## PROBLEM
Go over the entries below line by line, copying each one that contains the word "Standard".

## PROVIDED DATA
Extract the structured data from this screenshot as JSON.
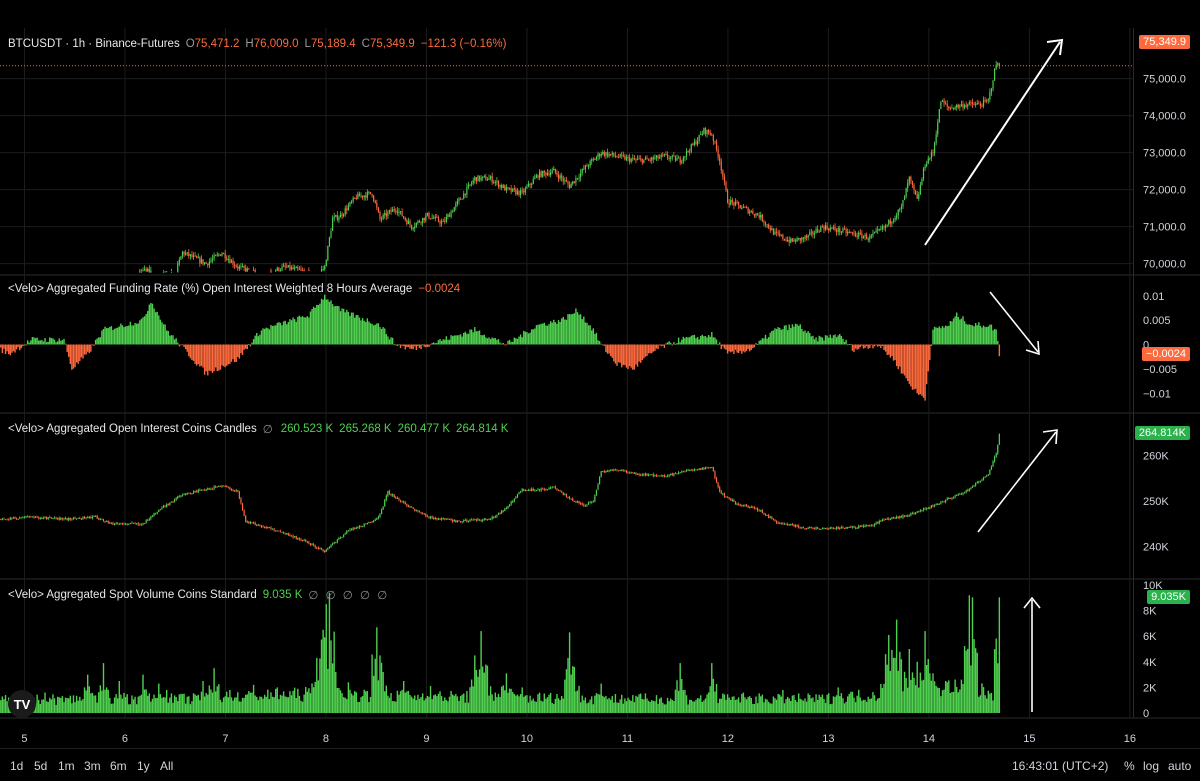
{
  "header": {
    "symbol": "BTCUSDT · 1h · Binance-Futures",
    "o_label": "O",
    "o": "75,471.2",
    "h_label": "H",
    "h": "76,009.0",
    "l_label": "L",
    "l": "75,189.4",
    "c_label": "C",
    "c": "75,349.9",
    "change": "−121.3 (−0.16%)"
  },
  "funding": {
    "label": "<Velo> Aggregated Funding Rate (%) Open Interest Weighted 8 Hours Average",
    "value": "−0.0024"
  },
  "oi": {
    "label": "<Velo> Aggregated Open Interest Coins Candles",
    "symbol": "∅",
    "o": "260.523 K",
    "h": "265.268 K",
    "l": "260.477 K",
    "c": "264.814 K"
  },
  "volume": {
    "label": "<Velo> Aggregated Spot Volume Coins Standard",
    "value": "9.035 K",
    "empty": "∅ ∅ ∅ ∅ ∅"
  },
  "price_labels": {
    "price": "75,349.9",
    "funding": "−0.0024",
    "oi": "264.814K",
    "volume": "9.035K"
  },
  "axes": {
    "price_ticks": [
      "75,000.0",
      "74,000.0",
      "73,000.0",
      "72,000.0",
      "71,000.0",
      "70,000.0"
    ],
    "funding_ticks": [
      "0.01",
      "0.005",
      "0",
      "−0.005",
      "−0.01"
    ],
    "oi_ticks": [
      "260K",
      "250K",
      "240K"
    ],
    "volume_ticks": [
      "10K",
      "8K",
      "6K",
      "4K",
      "2K",
      "0"
    ],
    "x_ticks": [
      "5",
      "6",
      "7",
      "8",
      "9",
      "10",
      "11",
      "12",
      "13",
      "14",
      "15",
      "16"
    ]
  },
  "bottom": {
    "timeframes": [
      "1d",
      "5d",
      "1m",
      "3m",
      "6m",
      "1y",
      "All"
    ],
    "time": "16:43:01 (UTC+2)",
    "percent": "%",
    "log": "log",
    "auto": "auto"
  },
  "logo_text": "TV",
  "colors": {
    "up": "#4fd04f",
    "down": "#ff6a3d",
    "background": "#000000",
    "grid": "#1c1c1c",
    "text": "#d1d4dc"
  },
  "chart_data": [
    {
      "type": "candlestick",
      "title": "BTCUSDT · 1h · Binance-Futures",
      "ylim": [
        69800,
        76100
      ],
      "x_days": [
        5,
        6,
        7,
        8,
        9,
        10,
        11,
        12,
        13,
        14,
        15,
        16
      ],
      "keypoints": [
        [
          0,
          69600
        ],
        [
          20,
          69500
        ],
        [
          40,
          69700
        ],
        [
          70,
          69600
        ],
        [
          90,
          69800
        ],
        [
          110,
          69700
        ],
        [
          115,
          70300
        ],
        [
          130,
          70000
        ],
        [
          140,
          70300
        ],
        [
          150,
          69900
        ],
        [
          165,
          69700
        ],
        [
          180,
          69900
        ],
        [
          190,
          69800
        ],
        [
          200,
          69700
        ],
        [
          205,
          69900
        ],
        [
          210,
          71200
        ],
        [
          215,
          71300
        ],
        [
          225,
          71800
        ],
        [
          235,
          71900
        ],
        [
          240,
          71200
        ],
        [
          250,
          71500
        ],
        [
          260,
          71000
        ],
        [
          270,
          71300
        ],
        [
          280,
          71100
        ],
        [
          290,
          71700
        ],
        [
          300,
          72300
        ],
        [
          310,
          72300
        ],
        [
          320,
          72000
        ],
        [
          330,
          71900
        ],
        [
          340,
          72400
        ],
        [
          350,
          72500
        ],
        [
          360,
          72100
        ],
        [
          370,
          72600
        ],
        [
          380,
          73000
        ],
        [
          390,
          72900
        ],
        [
          400,
          72800
        ],
        [
          410,
          72800
        ],
        [
          420,
          72900
        ],
        [
          430,
          72800
        ],
        [
          440,
          73300
        ],
        [
          445,
          73600
        ],
        [
          450,
          73500
        ],
        [
          455,
          72800
        ],
        [
          460,
          71700
        ],
        [
          470,
          71500
        ],
        [
          480,
          71300
        ],
        [
          490,
          70800
        ],
        [
          500,
          70600
        ],
        [
          510,
          70700
        ],
        [
          520,
          71000
        ],
        [
          530,
          70900
        ],
        [
          540,
          70800
        ],
        [
          550,
          70700
        ],
        [
          560,
          71000
        ],
        [
          570,
          71500
        ],
        [
          575,
          72300
        ],
        [
          580,
          71700
        ],
        [
          585,
          72700
        ],
        [
          590,
          73000
        ],
        [
          595,
          74400
        ],
        [
          600,
          74200
        ],
        [
          610,
          74300
        ],
        [
          620,
          74300
        ],
        [
          625,
          74400
        ],
        [
          630,
          75400
        ],
        [
          632,
          75350
        ]
      ],
      "last": 75349.9
    },
    {
      "type": "bar",
      "title": "<Velo> Aggregated Funding Rate (%) Open Interest Weighted 8 Hours Average",
      "ylim": [
        -0.012,
        0.012
      ],
      "keypoints": [
        [
          0,
          -0.001
        ],
        [
          5,
          -0.002
        ],
        [
          20,
          0.001
        ],
        [
          40,
          0.001
        ],
        [
          45,
          -0.005
        ],
        [
          55,
          -0.002
        ],
        [
          65,
          0.003
        ],
        [
          90,
          0.005
        ],
        [
          95,
          0.009
        ],
        [
          105,
          0.003
        ],
        [
          130,
          -0.006
        ],
        [
          150,
          -0.003
        ],
        [
          165,
          0.003
        ],
        [
          175,
          0.004
        ],
        [
          195,
          0.006
        ],
        [
          205,
          0.01
        ],
        [
          215,
          0.007
        ],
        [
          240,
          0.004
        ],
        [
          250,
          0
        ],
        [
          260,
          -0.001
        ],
        [
          280,
          0.001
        ],
        [
          300,
          0.003
        ],
        [
          320,
          0
        ],
        [
          340,
          0.004
        ],
        [
          355,
          0.005
        ],
        [
          365,
          0.007
        ],
        [
          375,
          0.003
        ],
        [
          380,
          0
        ],
        [
          390,
          -0.004
        ],
        [
          400,
          -0.005
        ],
        [
          415,
          -0.001
        ],
        [
          430,
          0.001
        ],
        [
          450,
          0.002
        ],
        [
          460,
          -0.002
        ],
        [
          475,
          -0.001
        ],
        [
          490,
          0.003
        ],
        [
          505,
          0.004
        ],
        [
          515,
          0.001
        ],
        [
          530,
          0.002
        ],
        [
          540,
          -0.001
        ],
        [
          555,
          0
        ],
        [
          565,
          -0.003
        ],
        [
          575,
          -0.008
        ],
        [
          580,
          -0.01
        ],
        [
          585,
          -0.011
        ],
        [
          590,
          0.003
        ],
        [
          600,
          0.004
        ],
        [
          605,
          0.006
        ],
        [
          615,
          0.004
        ],
        [
          625,
          0.004
        ],
        [
          630,
          0.003
        ],
        [
          632,
          -0.0024
        ]
      ],
      "last": -0.0024
    },
    {
      "type": "candlestick",
      "title": "<Velo> Aggregated Open Interest Coins Candles",
      "ylim": [
        235000,
        267000
      ],
      "keypoints": [
        [
          0,
          246000
        ],
        [
          20,
          246500
        ],
        [
          40,
          246000
        ],
        [
          60,
          246500
        ],
        [
          70,
          245000
        ],
        [
          90,
          245000
        ],
        [
          100,
          248000
        ],
        [
          115,
          251500
        ],
        [
          130,
          252500
        ],
        [
          140,
          253500
        ],
        [
          150,
          252000
        ],
        [
          155,
          245500
        ],
        [
          165,
          244500
        ],
        [
          175,
          243500
        ],
        [
          190,
          241500
        ],
        [
          205,
          239000
        ],
        [
          220,
          243500
        ],
        [
          235,
          245500
        ],
        [
          240,
          247000
        ],
        [
          245,
          252000
        ],
        [
          255,
          249500
        ],
        [
          270,
          246500
        ],
        [
          290,
          245500
        ],
        [
          310,
          246000
        ],
        [
          320,
          248500
        ],
        [
          330,
          252500
        ],
        [
          340,
          252500
        ],
        [
          350,
          253000
        ],
        [
          360,
          250500
        ],
        [
          370,
          249000
        ],
        [
          375,
          250000
        ],
        [
          380,
          256500
        ],
        [
          390,
          257000
        ],
        [
          400,
          256000
        ],
        [
          420,
          255500
        ],
        [
          440,
          257000
        ],
        [
          450,
          257500
        ],
        [
          455,
          252000
        ],
        [
          465,
          249500
        ],
        [
          480,
          248000
        ],
        [
          490,
          245500
        ],
        [
          510,
          244000
        ],
        [
          530,
          244000
        ],
        [
          550,
          244500
        ],
        [
          560,
          246000
        ],
        [
          570,
          246500
        ],
        [
          580,
          247500
        ],
        [
          590,
          249000
        ],
        [
          600,
          250500
        ],
        [
          610,
          252000
        ],
        [
          620,
          254500
        ],
        [
          625,
          256000
        ],
        [
          630,
          260500
        ],
        [
          632,
          264814
        ]
      ],
      "last": 264814
    },
    {
      "type": "bar",
      "title": "<Velo> Aggregated Spot Volume Coins Standard",
      "ylim": [
        0,
        10000
      ],
      "base_keypoints": [
        [
          0,
          1000
        ],
        [
          60,
          1100
        ],
        [
          120,
          1100
        ],
        [
          200,
          1500
        ],
        [
          260,
          1300
        ],
        [
          330,
          1200
        ],
        [
          400,
          1100
        ],
        [
          460,
          1100
        ],
        [
          520,
          1100
        ],
        [
          560,
          1500
        ],
        [
          600,
          2000
        ],
        [
          632,
          1500
        ]
      ],
      "spikes": [
        [
          5,
          1200
        ],
        [
          28,
          1600
        ],
        [
          41,
          1200
        ],
        [
          55,
          3000
        ],
        [
          65,
          3900
        ],
        [
          75,
          2500
        ],
        [
          90,
          3000
        ],
        [
          100,
          2300
        ],
        [
          105,
          1800
        ],
        [
          128,
          2500
        ],
        [
          135,
          3500
        ],
        [
          145,
          1800
        ],
        [
          160,
          2200
        ],
        [
          175,
          2000
        ],
        [
          200,
          4300
        ],
        [
          204,
          6500
        ],
        [
          206,
          8500
        ],
        [
          208,
          9400
        ],
        [
          212,
          3200
        ],
        [
          220,
          2400
        ],
        [
          238,
          6700
        ],
        [
          242,
          3200
        ],
        [
          255,
          2500
        ],
        [
          272,
          2100
        ],
        [
          300,
          4500
        ],
        [
          304,
          6400
        ],
        [
          308,
          3700
        ],
        [
          320,
          3100
        ],
        [
          330,
          2000
        ],
        [
          360,
          6300
        ],
        [
          363,
          3200
        ],
        [
          380,
          2300
        ],
        [
          400,
          1400
        ],
        [
          430,
          3900
        ],
        [
          450,
          3900
        ],
        [
          470,
          1600
        ],
        [
          495,
          1800
        ],
        [
          530,
          2000
        ],
        [
          560,
          4600
        ],
        [
          562,
          6100
        ],
        [
          567,
          7300
        ],
        [
          570,
          4200
        ],
        [
          575,
          5000
        ],
        [
          580,
          4000
        ],
        [
          585,
          6400
        ],
        [
          590,
          3100
        ],
        [
          600,
          2400
        ],
        [
          613,
          9200
        ],
        [
          615,
          9035
        ],
        [
          632,
          9035
        ]
      ],
      "last": 9035
    }
  ]
}
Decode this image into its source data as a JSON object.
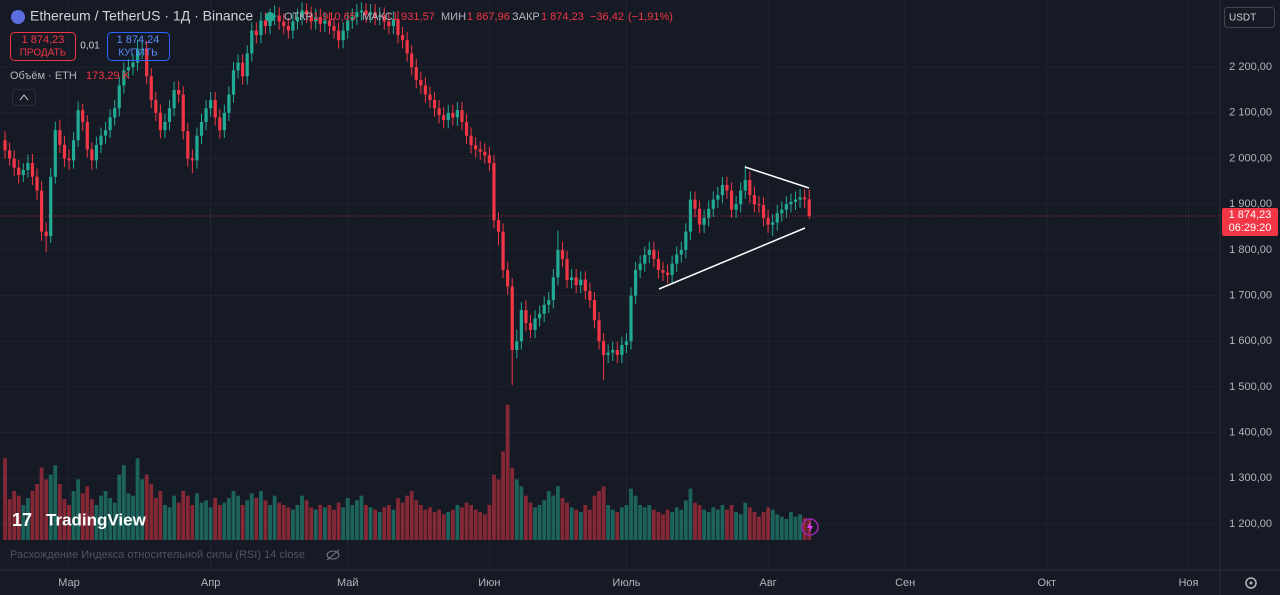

## FULL SOLUTION
    "label": "<Velo> Aggregated Spot Volume Coins Standard",
      "title": "<Velo> Aggregated Spot Volume Coins Standard",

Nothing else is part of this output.